Problem statement :: Copy every line of the material below word for word, leaving out the pictures.

Working data ::
* Begin *
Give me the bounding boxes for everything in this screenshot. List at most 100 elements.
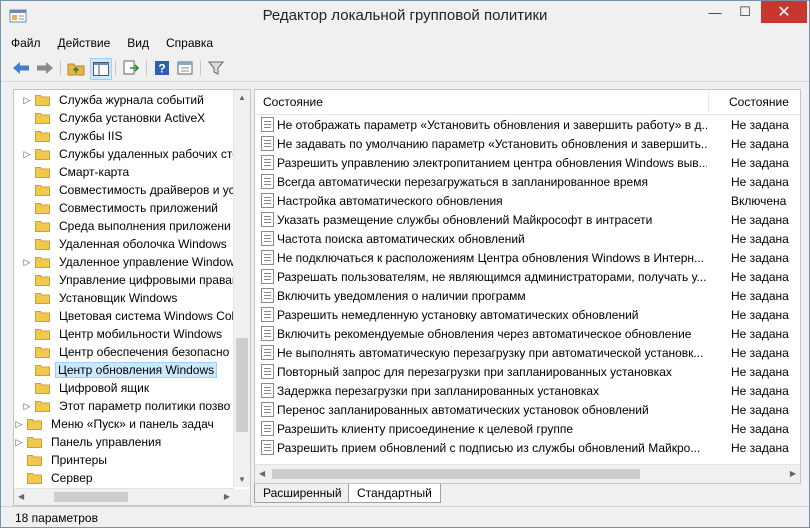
tree-item[interactable]: Сервер <box>14 469 97 487</box>
menu-action[interactable]: Действие <box>51 36 118 50</box>
tree-item[interactable]: Цифровой ящик <box>22 379 153 397</box>
tree-item-label: Совместимость драйверов и уст <box>59 183 241 197</box>
view-tabs: Расширенный Стандартный <box>254 484 799 504</box>
tree-item[interactable]: Принтеры <box>14 451 111 469</box>
policy-row[interactable]: Всегда автоматически перезагружаться в з… <box>255 172 800 191</box>
tree-item-selected[interactable]: Центр обновления Windows <box>22 361 218 379</box>
column-header-name[interactable]: Состояние <box>263 90 323 114</box>
scroll-right-icon[interactable]: ▶ <box>224 492 230 501</box>
policy-row[interactable]: Разрешить прием обновлений с подписью из… <box>255 438 800 457</box>
policy-setting-icon <box>261 250 274 265</box>
tree-item[interactable]: Совместимость драйверов и уст <box>22 181 244 199</box>
folder-icon <box>35 112 50 124</box>
help-icon[interactable]: ? <box>152 58 172 78</box>
tree-item[interactable]: ▷ Удаленное управление Window <box>22 253 239 271</box>
tree-horizontal-scrollbar[interactable]: ◀ ▶ <box>14 488 234 505</box>
tree-pane[interactable]: ▷ Служба журнала событий Служба установки … <box>13 89 251 506</box>
policy-row[interactable]: Не подключаться к расположениям Центра о… <box>255 248 800 267</box>
tree-item[interactable]: Смарт-карта <box>22 163 133 181</box>
column-divider[interactable] <box>708 92 709 112</box>
policy-row[interactable]: Задержка перезагрузки при запланированны… <box>255 381 800 400</box>
policy-row[interactable]: Повторный запрос для перезагрузки при за… <box>255 362 800 381</box>
expand-arrow-icon[interactable]: ▷ <box>22 149 32 160</box>
policy-row[interactable]: Частота поиска автоматических обновлений… <box>255 229 800 248</box>
tree-item[interactable]: Служба установки ActiveX <box>22 109 209 127</box>
list-horizontal-scroll-thumb[interactable] <box>272 469 640 479</box>
tree-item[interactable]: Удаленная оболочка Windows <box>22 235 231 253</box>
back-icon[interactable] <box>11 58 31 78</box>
toolbar-separator <box>115 60 116 76</box>
tree-item[interactable]: Цветовая система Windows Colo <box>22 307 245 325</box>
policy-row[interactable]: Включить рекомендуемые обновления через … <box>255 324 800 343</box>
tree-vertical-scrollbar[interactable]: ▲ ▼ <box>233 90 250 487</box>
tree-item[interactable]: Установщик Windows <box>22 289 181 307</box>
policy-name: Указать размещение службы обновлений Май… <box>277 212 653 227</box>
expand-arrow-icon[interactable]: ▷ <box>22 257 32 268</box>
tree-vertical-scroll-thumb[interactable] <box>236 338 248 432</box>
tree-item[interactable]: Управление цифровыми правам <box>22 271 244 289</box>
show-hide-tree-icon[interactable] <box>90 58 112 80</box>
tab-extended[interactable]: Расширенный <box>254 484 351 503</box>
tree-horizontal-scroll-thumb[interactable] <box>54 492 128 502</box>
policy-setting-icon <box>261 269 274 284</box>
policy-row[interactable]: Разрешать пользователям, не являющимся а… <box>255 267 800 286</box>
scroll-right-icon[interactable]: ▶ <box>790 469 796 478</box>
up-folder-icon[interactable] <box>66 58 86 78</box>
forward-icon[interactable] <box>35 58 55 78</box>
scroll-up-icon[interactable]: ▲ <box>238 93 246 102</box>
tree-item[interactable]: Службы IIS <box>22 127 126 145</box>
tree-item[interactable]: Среда выполнения приложени <box>22 217 235 235</box>
tree-item[interactable]: ▷ Этот параметр политики позво <box>22 397 234 415</box>
export-list-icon[interactable] <box>121 58 141 78</box>
expand-arrow-icon[interactable]: ▷ <box>22 401 32 412</box>
tree-item[interactable]: ▷ Меню «Пуск» и панель задач <box>14 415 218 433</box>
policy-row[interactable]: Не выполнять автоматическую перезагрузку… <box>255 343 800 362</box>
policy-row[interactable]: Настройка автоматического обновления Вклю… <box>255 191 800 210</box>
tree-item[interactable]: ▷ Панель управления <box>14 433 165 451</box>
menu-file[interactable]: Файл <box>4 36 48 50</box>
policy-name: Всегда автоматически перезагружаться в з… <box>277 174 648 189</box>
tree-item[interactable]: ▷ Служба журнала событий <box>22 91 208 109</box>
policy-row[interactable]: Разрешить управлению электропитанием цен… <box>255 153 800 172</box>
maximize-button[interactable]: ☐ <box>732 1 758 23</box>
properties-icon[interactable] <box>175 58 195 78</box>
folder-icon <box>35 400 50 412</box>
menu-help[interactable]: Справка <box>159 36 220 50</box>
policy-row[interactable]: Разрешить немедленную установку автомати… <box>255 305 800 324</box>
column-header-state[interactable]: Состояние <box>729 90 789 114</box>
policy-row[interactable]: Не отображать параметр «Установить обнов… <box>255 115 800 134</box>
policy-row[interactable]: Разрешить клиенту присоединение к целево… <box>255 419 800 438</box>
policy-setting-icon <box>261 326 274 341</box>
policy-row[interactable]: Включить уведомления о наличии программ Н… <box>255 286 800 305</box>
expand-arrow-icon[interactable]: ▷ <box>22 95 32 106</box>
policy-state: Не задана <box>731 174 789 189</box>
scroll-left-icon[interactable]: ◀ <box>18 492 24 501</box>
folder-icon <box>35 166 50 178</box>
policy-row[interactable]: Не задавать по умолчанию параметр «Устан… <box>255 134 800 153</box>
tree-item[interactable]: Центр обеспечения безопасно <box>22 343 233 361</box>
policy-setting-icon <box>261 231 274 246</box>
menu-view[interactable]: Вид <box>120 36 156 50</box>
tree-item[interactable]: Центр мобильности Windows <box>22 325 226 343</box>
filter-icon[interactable] <box>206 58 226 78</box>
list-horizontal-scrollbar[interactable]: ◀ ▶ <box>255 464 800 483</box>
tree-item-label: Меню «Пуск» и панель задач <box>51 417 214 431</box>
close-button[interactable]: ✕ <box>761 1 807 23</box>
tree-item[interactable]: ▷ Службы удаленных рабочих сто <box>22 145 243 163</box>
policy-state: Не задана <box>731 155 789 170</box>
policy-row[interactable]: Указать размещение службы обновлений Май… <box>255 210 800 229</box>
scroll-left-icon[interactable]: ◀ <box>259 469 265 478</box>
scroll-down-icon[interactable]: ▼ <box>238 475 246 484</box>
policy-list-pane[interactable]: Состояние Состояние Не отображать параме… <box>254 89 801 484</box>
expand-arrow-icon[interactable]: ▷ <box>14 437 24 448</box>
title-bar[interactable]: Редактор локальной групповой политики — … <box>1 1 809 31</box>
tree-item[interactable]: Совместимость приложений <box>22 199 222 217</box>
policy-row[interactable]: Перенос запланированных автоматических у… <box>255 400 800 419</box>
tab-standard[interactable]: Стандартный <box>348 484 441 503</box>
expand-arrow-icon[interactable]: ▷ <box>14 419 24 430</box>
tree-item-label: Служба установки ActiveX <box>59 111 206 125</box>
minimize-button[interactable]: — <box>702 1 728 23</box>
policy-name: Включить уведомления о наличии программ <box>277 288 526 303</box>
folder-icon <box>35 274 50 286</box>
toolbar-separator <box>60 60 61 76</box>
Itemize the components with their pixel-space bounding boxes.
* End *
Final result ::
Give me the bounding boxes for everything in this screenshot. List at most 100 elements.
tree-item[interactable]: Сервер <box>14 469 97 487</box>
menu-action[interactable]: Действие <box>51 36 118 50</box>
tree-item[interactable]: Цифровой ящик <box>22 379 153 397</box>
tree-item-label: Совместимость драйверов и уст <box>59 183 241 197</box>
view-tabs: Расширенный Стандартный <box>254 484 799 504</box>
tree-item[interactable]: Принтеры <box>14 451 111 469</box>
policy-row[interactable]: Всегда автоматически перезагружаться в з… <box>255 172 800 191</box>
tree-item-selected[interactable]: Центр обновления Windows <box>22 361 218 379</box>
column-header-name[interactable]: Состояние <box>263 90 323 114</box>
scroll-right-icon[interactable]: ▶ <box>224 492 230 501</box>
policy-row[interactable]: Разрешить прием обновлений с подписью из… <box>255 438 800 457</box>
policy-setting-icon <box>261 250 274 265</box>
tree-item[interactable]: Совместимость драйверов и уст <box>22 181 244 199</box>
folder-icon <box>35 112 50 124</box>
help-icon[interactable]: ? <box>152 58 172 78</box>
tree-item[interactable]: ▷ Удаленное управление Window <box>22 253 239 271</box>
tree-horizontal-scrollbar[interactable]: ◀ ▶ <box>14 488 234 505</box>
tree-pane[interactable]: ▷ Служба журнала событий Служба установки … <box>13 89 251 506</box>
policy-row[interactable]: Не подключаться к расположениям Центра о… <box>255 248 800 267</box>
tree-item[interactable]: Смарт-карта <box>22 163 133 181</box>
column-divider[interactable] <box>708 92 709 112</box>
policy-row[interactable]: Задержка перезагрузки при запланированны… <box>255 381 800 400</box>
policy-row[interactable]: Повторный запрос для перезагрузки при за… <box>255 362 800 381</box>
expand-arrow-icon[interactable]: ▷ <box>22 149 32 160</box>
policy-row[interactable]: Частота поиска автоматических обновлений… <box>255 229 800 248</box>
tree-item[interactable]: Служба установки ActiveX <box>22 109 209 127</box>
list-horizontal-scroll-thumb[interactable] <box>272 469 640 479</box>
tree-item[interactable]: Удаленная оболочка Windows <box>22 235 231 253</box>
back-icon[interactable] <box>11 58 31 78</box>
toolbar-separator <box>115 60 116 76</box>
tree-item[interactable]: Цветовая система Windows Colo <box>22 307 245 325</box>
policy-row[interactable]: Включить рекомендуемые обновления через … <box>255 324 800 343</box>
tree-vertical-scrollbar[interactable]: ▲ ▼ <box>233 90 250 487</box>
tree-item[interactable]: Установщик Windows <box>22 289 181 307</box>
policy-name: Указать размещение службы обновлений Май… <box>277 212 653 227</box>
expand-arrow-icon[interactable]: ▷ <box>22 257 32 268</box>
tree-vertical-scroll-thumb[interactable] <box>236 338 248 432</box>
tree-item[interactable]: Управление цифровыми правам <box>22 271 244 289</box>
show-hide-tree-icon[interactable] <box>90 58 112 80</box>
tab-extended[interactable]: Расширенный <box>254 484 351 503</box>
tree-horizontal-scroll-thumb[interactable] <box>54 492 128 502</box>
policy-setting-icon <box>261 269 274 284</box>
policy-row[interactable]: Разрешать пользователям, не являющимся а… <box>255 267 800 286</box>
scroll-right-icon[interactable]: ▶ <box>790 469 796 478</box>
up-folder-icon[interactable] <box>66 58 86 78</box>
forward-icon[interactable] <box>35 58 55 78</box>
scroll-up-icon[interactable]: ▲ <box>238 93 246 102</box>
tree-item[interactable]: Службы IIS <box>22 127 126 145</box>
tree-item[interactable]: Среда выполнения приложени <box>22 217 235 235</box>
tree-item[interactable]: ▷ Этот параметр политики позво <box>22 397 234 415</box>
export-list-icon[interactable] <box>121 58 141 78</box>
expand-arrow-icon[interactable]: ▷ <box>22 401 32 412</box>
tree-item[interactable]: ▷ Меню «Пуск» и панель задач <box>14 415 218 433</box>
policy-row[interactable]: Не выполнять автоматическую перезагрузку… <box>255 343 800 362</box>
policy-row[interactable]: Настройка автоматического обновления Вклю… <box>255 191 800 210</box>
tree-item[interactable]: ▷ Панель управления <box>14 433 165 451</box>
menu-file[interactable]: Файл <box>4 36 48 50</box>
policy-name: Всегда автоматически перезагружаться в з… <box>277 174 648 189</box>
tree-item[interactable]: ▷ Служба журнала событий <box>22 91 208 109</box>
policy-row[interactable]: Разрешить управлению электропитанием цен… <box>255 153 800 172</box>
maximize-button[interactable]: ☐ <box>732 1 758 23</box>
properties-icon[interactable] <box>175 58 195 78</box>
folder-icon <box>35 400 50 412</box>
menu-help[interactable]: Справка <box>159 36 220 50</box>
policy-row[interactable]: Разрешить немедленную установку автомати… <box>255 305 800 324</box>
column-header-state[interactable]: Состояние <box>729 90 789 114</box>
policy-row[interactable]: Не отображать параметр «Установить обнов… <box>255 115 800 134</box>
policy-row[interactable]: Разрешить клиенту присоединение к целево… <box>255 419 800 438</box>
policy-setting-icon <box>261 326 274 341</box>
policy-row[interactable]: Включить уведомления о наличии программ Н… <box>255 286 800 305</box>
expand-arrow-icon[interactable]: ▷ <box>22 95 32 106</box>
policy-state: Не задана <box>731 174 789 189</box>
scroll-left-icon[interactable]: ◀ <box>18 492 24 501</box>
folder-icon <box>35 166 50 178</box>
policy-row[interactable]: Не задавать по умолчанию параметр «Устан… <box>255 134 800 153</box>
tree-item[interactable]: Центр обеспечения безопасно <box>22 343 233 361</box>
policy-setting-icon <box>261 231 274 246</box>
menu-view[interactable]: Вид <box>120 36 156 50</box>
tree-item[interactable]: Центр мобильности Windows <box>22 325 226 343</box>
filter-icon[interactable] <box>206 58 226 78</box>
list-horizontal-scrollbar[interactable]: ◀ ▶ <box>255 464 800 483</box>
tree-item-label: Меню «Пуск» и панель задач <box>51 417 214 431</box>
close-button[interactable]: ✕ <box>761 1 807 23</box>
tree-item[interactable]: ▷ Службы удаленных рабочих сто <box>22 145 243 163</box>
policy-state: Не задана <box>731 155 789 170</box>
policy-row[interactable]: Указать размещение службы обновлений Май… <box>255 210 800 229</box>
scroll-left-icon[interactable]: ◀ <box>259 469 265 478</box>
scroll-down-icon[interactable]: ▼ <box>238 475 246 484</box>
policy-list-pane[interactable]: Состояние Состояние Не отображать параме… <box>254 89 801 484</box>
expand-arrow-icon[interactable]: ▷ <box>14 437 24 448</box>
title-bar[interactable]: Редактор локальной групповой политики — … <box>1 1 809 31</box>
tree-item[interactable]: Совместимость приложений <box>22 199 222 217</box>
policy-row[interactable]: Перенос запланированных автоматических у… <box>255 400 800 419</box>
tab-standard[interactable]: Стандартный <box>348 484 441 503</box>
expand-arrow-icon[interactable]: ▷ <box>14 419 24 430</box>
tree-item-label: Служба установки ActiveX <box>59 111 206 125</box>
minimize-button[interactable]: — <box>702 1 728 23</box>
policy-name: Включить уведомления о наличии программ <box>277 288 526 303</box>
folder-icon <box>35 274 50 286</box>
toolbar-separator <box>60 60 61 76</box>
Itemize the components with their pixel-space bounding boxes.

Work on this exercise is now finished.